» **Actividad**
Lee el texto sobre el Tottenham-Newcastle que aparece a continuación y responde estas preguntas:
1. ¿Con qué club ganó la Premier League cada uno de los dos técnicos italianos?
2. ¿Qué jugador fue titular con Newcastle?
3. ¿Cómo participó Destiny Udogie en el partido con Tottenham?

» **Sección del texto**
- - -
Ancelotti y Mancini: Decepción en Londres tras el Tottenham-Newcastle
Carlo Ancelotti y Roberto Mancini, dos técnicos italianos con pasado campeón en la Premier League con Chelsea y Manchester City respectivamente, regresaron a Inglaterra el sábado por la noche para seguir de cerca el Tottenham–Newcastle. El plan era claro: tomar notas de varios internacionales de Italia y Brasil. La realidad fue otra. Casi todos los nombres marcados en la libreta se quedaron fuera, y el desplazamiento terminó con sabor amargo, sobre todo para Ancelotti.
Mancini sí pudo ver a uno de sus objetivos principales: Sandro Tonali fue titular con Newcastle. Destiny Udogie, por su parte, solo apareció desde el banquillo para Tottenham. Y ahí se acabó prácticamente la lista. Las piezas brasileñas que ambos esperaban observar desaparecieron del guion del partido: ni rastro de Richarlison, Savio, Sousa ni de Joelinton.
- - -
» **Registros del conjunto de datos**
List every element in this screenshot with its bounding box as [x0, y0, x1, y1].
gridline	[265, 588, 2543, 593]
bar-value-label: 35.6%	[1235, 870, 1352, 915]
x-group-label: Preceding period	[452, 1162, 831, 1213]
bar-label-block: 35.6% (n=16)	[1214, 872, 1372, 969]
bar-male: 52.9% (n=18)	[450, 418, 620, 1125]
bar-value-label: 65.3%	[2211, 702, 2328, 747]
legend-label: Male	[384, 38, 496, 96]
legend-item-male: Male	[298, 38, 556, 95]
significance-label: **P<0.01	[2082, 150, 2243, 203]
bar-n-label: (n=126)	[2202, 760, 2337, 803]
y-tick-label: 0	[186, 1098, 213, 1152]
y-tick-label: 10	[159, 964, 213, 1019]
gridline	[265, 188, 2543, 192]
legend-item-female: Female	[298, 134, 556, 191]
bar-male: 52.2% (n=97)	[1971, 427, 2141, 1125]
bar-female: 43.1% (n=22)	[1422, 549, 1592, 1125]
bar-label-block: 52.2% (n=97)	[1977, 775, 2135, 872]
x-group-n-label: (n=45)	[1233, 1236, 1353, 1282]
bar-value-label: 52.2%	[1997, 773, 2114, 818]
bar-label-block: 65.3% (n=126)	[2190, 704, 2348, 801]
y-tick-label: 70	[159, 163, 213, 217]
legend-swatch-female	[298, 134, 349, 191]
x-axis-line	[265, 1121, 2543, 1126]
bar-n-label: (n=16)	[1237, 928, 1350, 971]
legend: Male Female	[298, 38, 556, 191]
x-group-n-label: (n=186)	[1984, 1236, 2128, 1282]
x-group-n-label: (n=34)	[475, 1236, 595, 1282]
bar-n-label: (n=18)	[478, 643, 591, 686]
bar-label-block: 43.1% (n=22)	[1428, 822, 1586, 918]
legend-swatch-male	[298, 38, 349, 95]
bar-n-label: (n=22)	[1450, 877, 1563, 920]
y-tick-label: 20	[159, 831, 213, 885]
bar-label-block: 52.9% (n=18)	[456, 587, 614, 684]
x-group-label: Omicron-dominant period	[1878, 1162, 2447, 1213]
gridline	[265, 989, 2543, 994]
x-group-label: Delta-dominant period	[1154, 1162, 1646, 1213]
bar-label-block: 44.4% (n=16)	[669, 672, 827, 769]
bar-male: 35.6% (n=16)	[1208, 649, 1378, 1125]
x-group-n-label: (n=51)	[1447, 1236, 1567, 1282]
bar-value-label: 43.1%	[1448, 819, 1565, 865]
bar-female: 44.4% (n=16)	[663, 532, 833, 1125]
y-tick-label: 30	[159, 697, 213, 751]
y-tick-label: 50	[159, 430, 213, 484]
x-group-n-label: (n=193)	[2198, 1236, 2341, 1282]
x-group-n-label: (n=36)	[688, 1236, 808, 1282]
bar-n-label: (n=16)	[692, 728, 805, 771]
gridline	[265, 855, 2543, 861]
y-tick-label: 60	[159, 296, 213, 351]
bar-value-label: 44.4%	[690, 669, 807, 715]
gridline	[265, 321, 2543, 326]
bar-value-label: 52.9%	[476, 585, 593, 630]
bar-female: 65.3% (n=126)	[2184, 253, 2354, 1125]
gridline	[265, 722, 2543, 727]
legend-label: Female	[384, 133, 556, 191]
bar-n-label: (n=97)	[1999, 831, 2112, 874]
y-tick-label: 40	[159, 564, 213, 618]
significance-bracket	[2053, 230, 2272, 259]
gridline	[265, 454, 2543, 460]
- - -
» **Resultado del ejercicio**
1. Carlo Ancelotti la ganó con Chelsea y Roberto Mancini con Manchester City.
2. Sandro Tonali fue titular con Newcastle.
3. Destiny Udogie solo apareció desde el banquillo.